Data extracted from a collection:
════════════════════
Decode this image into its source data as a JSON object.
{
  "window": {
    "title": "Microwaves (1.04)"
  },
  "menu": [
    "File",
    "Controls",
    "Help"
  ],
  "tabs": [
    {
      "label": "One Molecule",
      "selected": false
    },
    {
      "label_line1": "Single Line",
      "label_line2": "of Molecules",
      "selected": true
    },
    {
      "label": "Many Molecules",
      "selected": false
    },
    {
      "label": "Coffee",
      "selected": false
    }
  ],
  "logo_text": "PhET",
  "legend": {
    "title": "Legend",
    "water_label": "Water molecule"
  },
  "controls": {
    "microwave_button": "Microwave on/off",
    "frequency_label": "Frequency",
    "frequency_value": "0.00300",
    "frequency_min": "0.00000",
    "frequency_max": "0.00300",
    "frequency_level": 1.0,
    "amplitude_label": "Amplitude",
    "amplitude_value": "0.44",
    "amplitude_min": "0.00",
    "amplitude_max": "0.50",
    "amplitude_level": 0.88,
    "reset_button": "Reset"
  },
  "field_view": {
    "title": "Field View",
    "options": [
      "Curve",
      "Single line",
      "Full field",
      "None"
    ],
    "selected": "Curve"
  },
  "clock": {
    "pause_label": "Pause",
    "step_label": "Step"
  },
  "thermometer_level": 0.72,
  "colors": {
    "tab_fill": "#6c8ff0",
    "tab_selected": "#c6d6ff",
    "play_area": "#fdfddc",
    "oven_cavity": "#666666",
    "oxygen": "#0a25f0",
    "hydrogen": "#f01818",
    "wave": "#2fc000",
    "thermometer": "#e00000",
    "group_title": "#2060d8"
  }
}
════════════════════
GIVEN EXERCISE
Copy out the material above in its entirety. Every detail must match.

ANSWER TO THE PROBLEM
Decode this image into its source data as a JSON object.
{
  "window": {
    "title": "Microwaves (1.04)"
  },
  "menu": [
    "File",
    "Controls",
    "Help"
  ],
  "tabs": [
    {
      "label": "One Molecule",
      "selected": false
    },
    {
      "label_line1": "Single Line",
      "label_line2": "of Molecules",
      "selected": true
    },
    {
      "label": "Many Molecules",
      "selected": false
    },
    {
      "label": "Coffee",
      "selected": false
    }
  ],
  "logo_text": "PhET",
  "legend": {
    "title": "Legend",
    "water_label": "Water molecule"
  },
  "controls": {
    "microwave_button": "Microwave on/off",
    "frequency_label": "Frequency",
    "frequency_value": "0.00300",
    "frequency_min": "0.00000",
    "frequency_max": "0.00300",
    "frequency_level": 1.0,
    "amplitude_label": "Amplitude",
    "amplitude_value": "0.44",
    "amplitude_min": "0.00",
    "amplitude_max": "0.50",
    "amplitude_level": 0.88,
    "reset_button": "Reset"
  },
  "field_view": {
    "title": "Field View",
    "options": [
      "Curve",
      "Single line",
      "Full field",
      "None"
    ],
    "selected": "Curve"
  },
  "clock": {
    "pause_label": "Pause",
    "step_label": "Step"
  },
  "thermometer_level": 0.72,
  "colors": {
    "tab_fill": "#6c8ff0",
    "tab_selected": "#c6d6ff",
    "play_area": "#fdfddc",
    "oven_cavity": "#666666",
    "oxygen": "#0a25f0",
    "hydrogen": "#f01818",
    "wave": "#2fc000",
    "thermometer": "#e00000",
    "group_title": "#2060d8"
  }
}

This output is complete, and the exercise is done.